__GIVEN PROBLEM A__
In the thread about adding instruction positions to LLVM, why is the two-pointer dominance check expected to work better for many queries? Answer in one to three sentences.
__GIVEN PROBLEM B__
Write the next part of the thread about adding instruction positions to LLVM, starting after its final sentence.

__PAGE TEXT__
* start *

I created a patch for this at https://reviews.llvm.org/D51664, which adds a lazily calculated position integer to every llvm::Instruction. I stole a bit from BasicBlock’s Value subclass data to indicate whether the orders are valid.

Hopefully everyone agrees that this a reasonable direction. I just figured I should announce this IR data structure change to the -dev list. :slight_smile:

Reid

+1 to the general direction

My concern is the invalidation/recompute cost, but I think we can manage that.

Philip

Sounds great! -Hal

I haven’t had a chance to look at the patch in detail yet (hopefully this afternoon) but this sounds like a very invasive change to a core data structure.

The inner loop of the local dominance check in DominatorTree::dominates is also not very well implemented: it does a single linear pass from the beginning of the block until it finds the def or user. A better algorithm would be to use two pointers - one at the user and def. Each time through the loop, move the user iterator “up” the block, and the def iterator “down” the block. Either the iterators meet each other (in which case return true) or you fine the beginning/end of the block.

This should work a lot better for many queries, because it will be efficient when the user and def are close to each other, as well as being efficient when the value is at the end of the block. Also, my bet is that most local dom queries return true.

Have you tried this approach? It should be very easy to hack up to try out on your use case.

-Chris

Indeed. Perhaps a long-overdue one :wink: This seems like a good idea. It doesn’t change the fact, however, that local dominance queries are O(n). We’ve ended up using OrderedBasicBlock in an increasing number of places, but there are a number of places where this is hard because of the plumbing required, or more importantly, the ambiguity around who owns the state of the cache at any given time. We know that there are a significant number of additional places where we should be using something like OrderedBasicBlock, but adding OBB into many of these places would be quite non-trivial. As indicated by the performance results briefly described in D51664, we have significant headroom. I don’t see any really feasible way around these issues except moving the ownership of that state into the BB itself. Thanks again, Hal

To echo what Hal said, yes, it’s a major change, but I think the improved complexity guarantees, simplicity, and elimination of certain classes of bugs is worth it.

* end *

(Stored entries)
* start *

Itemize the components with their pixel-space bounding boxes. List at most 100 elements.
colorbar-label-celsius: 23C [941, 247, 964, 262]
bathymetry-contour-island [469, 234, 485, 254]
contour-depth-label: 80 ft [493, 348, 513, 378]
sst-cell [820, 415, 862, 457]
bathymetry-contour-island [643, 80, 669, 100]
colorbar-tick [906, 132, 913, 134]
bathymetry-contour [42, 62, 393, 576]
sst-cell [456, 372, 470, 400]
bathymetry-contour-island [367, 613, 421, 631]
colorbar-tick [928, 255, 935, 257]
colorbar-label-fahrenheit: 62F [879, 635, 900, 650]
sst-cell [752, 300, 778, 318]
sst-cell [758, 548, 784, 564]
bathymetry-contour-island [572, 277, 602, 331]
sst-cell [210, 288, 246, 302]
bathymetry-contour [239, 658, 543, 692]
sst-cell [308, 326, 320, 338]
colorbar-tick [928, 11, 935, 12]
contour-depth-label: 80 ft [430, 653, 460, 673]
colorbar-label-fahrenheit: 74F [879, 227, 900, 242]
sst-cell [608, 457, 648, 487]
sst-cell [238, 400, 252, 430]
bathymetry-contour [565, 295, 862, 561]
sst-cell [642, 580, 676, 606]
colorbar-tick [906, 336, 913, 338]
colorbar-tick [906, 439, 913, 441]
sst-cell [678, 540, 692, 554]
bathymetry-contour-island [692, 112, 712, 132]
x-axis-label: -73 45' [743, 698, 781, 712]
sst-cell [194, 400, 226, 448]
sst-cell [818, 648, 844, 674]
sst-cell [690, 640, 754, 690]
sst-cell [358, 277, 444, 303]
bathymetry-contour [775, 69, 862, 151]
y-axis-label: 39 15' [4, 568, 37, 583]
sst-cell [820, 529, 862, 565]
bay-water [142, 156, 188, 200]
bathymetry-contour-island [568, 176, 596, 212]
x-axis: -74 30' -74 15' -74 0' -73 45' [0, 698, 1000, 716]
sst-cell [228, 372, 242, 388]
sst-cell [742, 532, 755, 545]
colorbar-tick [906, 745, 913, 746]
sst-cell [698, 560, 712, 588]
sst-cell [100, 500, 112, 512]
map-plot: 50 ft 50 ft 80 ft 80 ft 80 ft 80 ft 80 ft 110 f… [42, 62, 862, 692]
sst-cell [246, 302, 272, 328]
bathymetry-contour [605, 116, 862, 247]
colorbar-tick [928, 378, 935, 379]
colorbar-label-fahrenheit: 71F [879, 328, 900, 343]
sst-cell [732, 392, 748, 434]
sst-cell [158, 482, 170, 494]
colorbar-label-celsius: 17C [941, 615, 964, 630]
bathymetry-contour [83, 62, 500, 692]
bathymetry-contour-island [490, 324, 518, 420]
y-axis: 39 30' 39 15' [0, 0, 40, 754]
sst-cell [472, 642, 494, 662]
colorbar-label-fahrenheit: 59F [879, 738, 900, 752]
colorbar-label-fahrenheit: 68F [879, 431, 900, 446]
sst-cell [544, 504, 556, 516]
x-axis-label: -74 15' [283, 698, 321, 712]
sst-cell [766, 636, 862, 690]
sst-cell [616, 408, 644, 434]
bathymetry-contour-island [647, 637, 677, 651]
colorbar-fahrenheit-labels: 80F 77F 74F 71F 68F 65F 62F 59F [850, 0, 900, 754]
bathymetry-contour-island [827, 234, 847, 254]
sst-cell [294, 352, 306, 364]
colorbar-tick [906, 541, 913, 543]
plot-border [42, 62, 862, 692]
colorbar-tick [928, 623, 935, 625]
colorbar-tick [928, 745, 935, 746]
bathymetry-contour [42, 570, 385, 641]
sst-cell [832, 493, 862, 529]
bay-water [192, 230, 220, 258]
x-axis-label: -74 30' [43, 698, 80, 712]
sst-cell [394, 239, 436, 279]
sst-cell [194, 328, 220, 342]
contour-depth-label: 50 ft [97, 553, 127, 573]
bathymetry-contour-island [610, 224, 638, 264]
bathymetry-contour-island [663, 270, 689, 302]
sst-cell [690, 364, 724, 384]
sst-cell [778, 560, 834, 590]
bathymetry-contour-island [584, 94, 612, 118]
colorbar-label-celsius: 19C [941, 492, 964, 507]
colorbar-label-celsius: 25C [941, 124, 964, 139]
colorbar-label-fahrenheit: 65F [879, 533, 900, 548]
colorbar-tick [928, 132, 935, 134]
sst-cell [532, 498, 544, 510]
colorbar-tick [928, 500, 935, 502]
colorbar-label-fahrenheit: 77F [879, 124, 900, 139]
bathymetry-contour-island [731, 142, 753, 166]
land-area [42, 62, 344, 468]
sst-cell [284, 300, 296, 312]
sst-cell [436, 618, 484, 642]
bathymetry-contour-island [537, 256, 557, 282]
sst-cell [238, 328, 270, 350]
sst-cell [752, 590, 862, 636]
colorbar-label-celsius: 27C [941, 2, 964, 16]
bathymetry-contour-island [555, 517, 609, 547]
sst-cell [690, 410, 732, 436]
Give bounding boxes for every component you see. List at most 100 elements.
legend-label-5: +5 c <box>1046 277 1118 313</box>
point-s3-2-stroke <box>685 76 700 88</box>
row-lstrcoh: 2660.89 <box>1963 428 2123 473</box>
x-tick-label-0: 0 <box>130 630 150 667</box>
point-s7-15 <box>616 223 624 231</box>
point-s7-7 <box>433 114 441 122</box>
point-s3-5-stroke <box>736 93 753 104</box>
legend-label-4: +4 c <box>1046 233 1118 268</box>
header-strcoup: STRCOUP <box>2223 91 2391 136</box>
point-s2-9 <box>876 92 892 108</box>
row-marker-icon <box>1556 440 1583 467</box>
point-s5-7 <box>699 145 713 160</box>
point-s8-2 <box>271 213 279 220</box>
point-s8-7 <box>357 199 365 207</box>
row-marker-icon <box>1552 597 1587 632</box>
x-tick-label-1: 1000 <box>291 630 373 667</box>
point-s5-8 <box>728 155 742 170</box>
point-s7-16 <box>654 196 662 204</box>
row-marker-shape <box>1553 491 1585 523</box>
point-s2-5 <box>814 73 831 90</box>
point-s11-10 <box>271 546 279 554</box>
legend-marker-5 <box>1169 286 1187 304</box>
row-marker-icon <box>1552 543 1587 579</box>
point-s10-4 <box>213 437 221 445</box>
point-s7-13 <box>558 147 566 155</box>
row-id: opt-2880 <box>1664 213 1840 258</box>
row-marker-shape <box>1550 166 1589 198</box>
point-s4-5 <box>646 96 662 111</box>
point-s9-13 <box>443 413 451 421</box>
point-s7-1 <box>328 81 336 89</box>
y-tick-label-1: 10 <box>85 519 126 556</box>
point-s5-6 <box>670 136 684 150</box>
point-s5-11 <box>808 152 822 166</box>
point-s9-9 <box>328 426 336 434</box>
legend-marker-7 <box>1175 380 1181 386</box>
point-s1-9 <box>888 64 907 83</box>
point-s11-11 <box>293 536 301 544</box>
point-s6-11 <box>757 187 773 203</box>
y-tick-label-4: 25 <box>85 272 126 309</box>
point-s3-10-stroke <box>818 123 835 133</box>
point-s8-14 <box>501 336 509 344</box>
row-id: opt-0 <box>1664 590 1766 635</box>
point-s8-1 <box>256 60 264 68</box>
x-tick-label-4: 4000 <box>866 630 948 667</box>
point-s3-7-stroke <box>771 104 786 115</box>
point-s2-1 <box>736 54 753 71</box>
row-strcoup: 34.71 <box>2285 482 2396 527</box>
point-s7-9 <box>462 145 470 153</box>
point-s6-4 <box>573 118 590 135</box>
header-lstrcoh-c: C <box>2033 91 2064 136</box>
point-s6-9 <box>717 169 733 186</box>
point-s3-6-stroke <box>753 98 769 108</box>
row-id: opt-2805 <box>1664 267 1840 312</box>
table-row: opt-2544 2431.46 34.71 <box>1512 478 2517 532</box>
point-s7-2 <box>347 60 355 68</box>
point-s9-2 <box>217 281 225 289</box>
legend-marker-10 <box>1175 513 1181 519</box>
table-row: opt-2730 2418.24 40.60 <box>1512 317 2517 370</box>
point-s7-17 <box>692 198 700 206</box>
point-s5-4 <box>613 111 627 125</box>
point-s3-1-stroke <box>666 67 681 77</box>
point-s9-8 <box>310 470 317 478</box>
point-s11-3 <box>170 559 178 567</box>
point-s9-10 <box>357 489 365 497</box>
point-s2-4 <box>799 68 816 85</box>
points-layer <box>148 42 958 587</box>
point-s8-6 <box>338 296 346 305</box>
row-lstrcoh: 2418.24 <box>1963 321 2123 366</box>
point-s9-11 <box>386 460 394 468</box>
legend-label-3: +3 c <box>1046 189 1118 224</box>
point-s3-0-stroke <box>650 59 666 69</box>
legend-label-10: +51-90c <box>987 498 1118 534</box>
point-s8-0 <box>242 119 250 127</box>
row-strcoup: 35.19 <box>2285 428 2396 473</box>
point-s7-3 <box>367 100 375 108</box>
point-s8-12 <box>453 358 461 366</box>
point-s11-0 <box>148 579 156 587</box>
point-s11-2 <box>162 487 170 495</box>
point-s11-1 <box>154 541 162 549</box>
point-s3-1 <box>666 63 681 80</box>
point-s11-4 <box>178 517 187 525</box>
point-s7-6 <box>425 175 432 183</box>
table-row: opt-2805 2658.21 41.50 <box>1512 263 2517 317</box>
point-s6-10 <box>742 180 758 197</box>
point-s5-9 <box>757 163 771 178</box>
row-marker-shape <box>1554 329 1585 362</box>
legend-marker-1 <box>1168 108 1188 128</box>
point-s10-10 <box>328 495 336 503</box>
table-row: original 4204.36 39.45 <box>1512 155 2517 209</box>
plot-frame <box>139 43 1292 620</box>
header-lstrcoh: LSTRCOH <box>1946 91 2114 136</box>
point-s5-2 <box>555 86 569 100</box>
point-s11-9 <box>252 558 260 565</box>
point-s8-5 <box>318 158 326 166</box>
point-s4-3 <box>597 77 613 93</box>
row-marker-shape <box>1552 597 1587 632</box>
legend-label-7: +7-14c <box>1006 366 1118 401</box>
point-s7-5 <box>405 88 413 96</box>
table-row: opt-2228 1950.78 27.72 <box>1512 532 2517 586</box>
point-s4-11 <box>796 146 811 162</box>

* end *

__WRITTEN REPLY A__
The two-pointer check would be efficient when the user and def are close to each other, and it would also be efficient when the value is at the end of the block. The thread also bets that most local dominance queries return true.

__WRITTEN REPLY B__
I think we have consensus that we should go forward with this. Would anyone mind formally stamping it in phab? So far everyone understandably has said “makes sense to me, but I don’t consider myself to have authority to stamp this.”

Did you consider using the waymarking algorithm we already use for
going from Use->User to store the offset of an instruction in a basic
block? We could steal the two bits needed from the bb parent pointer
in the instruction.

-- Sanjoy

Did you consider using the waymarking algorithm we already use for
going from Use->User to store the offset of an instruction in a basic
block? We could steal the two bits needed from the bb parent pointer
in the instruction.

Actually, now that I think of it, in llvm::Instruction we have 6 bits
to play with so should be able to create a more efficient scheme than
the one used in llvm::Use (well, we have 6 bits even in llvm::Use but
efficiency is probably not as important there because Use lives in an
array, not a linked list).

-- Sanjoy

I hadn’t considered it, and it’s an interesting idea. I’d rather not pursue it because I think stealing bits from ilist just for Instruction linked lists is going to be difficult. It also has runtime costs for linked list iteration, so it’s not completely free. I’d rather get the speed win, spend the memory, and then try to win back the space if it seems like a priority.

We don't need to steal from ilist Prev/Next if we're okay with the
vanilla two-bits-per-node waymarking (which we can get from the parent
basicblock pointer) which may be good enough since it will reduce the
number of hops needed for local dominance from O(n) to O(log n). I
was kind of hoping that it would be straightforward to pull out the
waymarking code out of Value and re-using it; but if you'd prefer not
doing that now I'm fine with it.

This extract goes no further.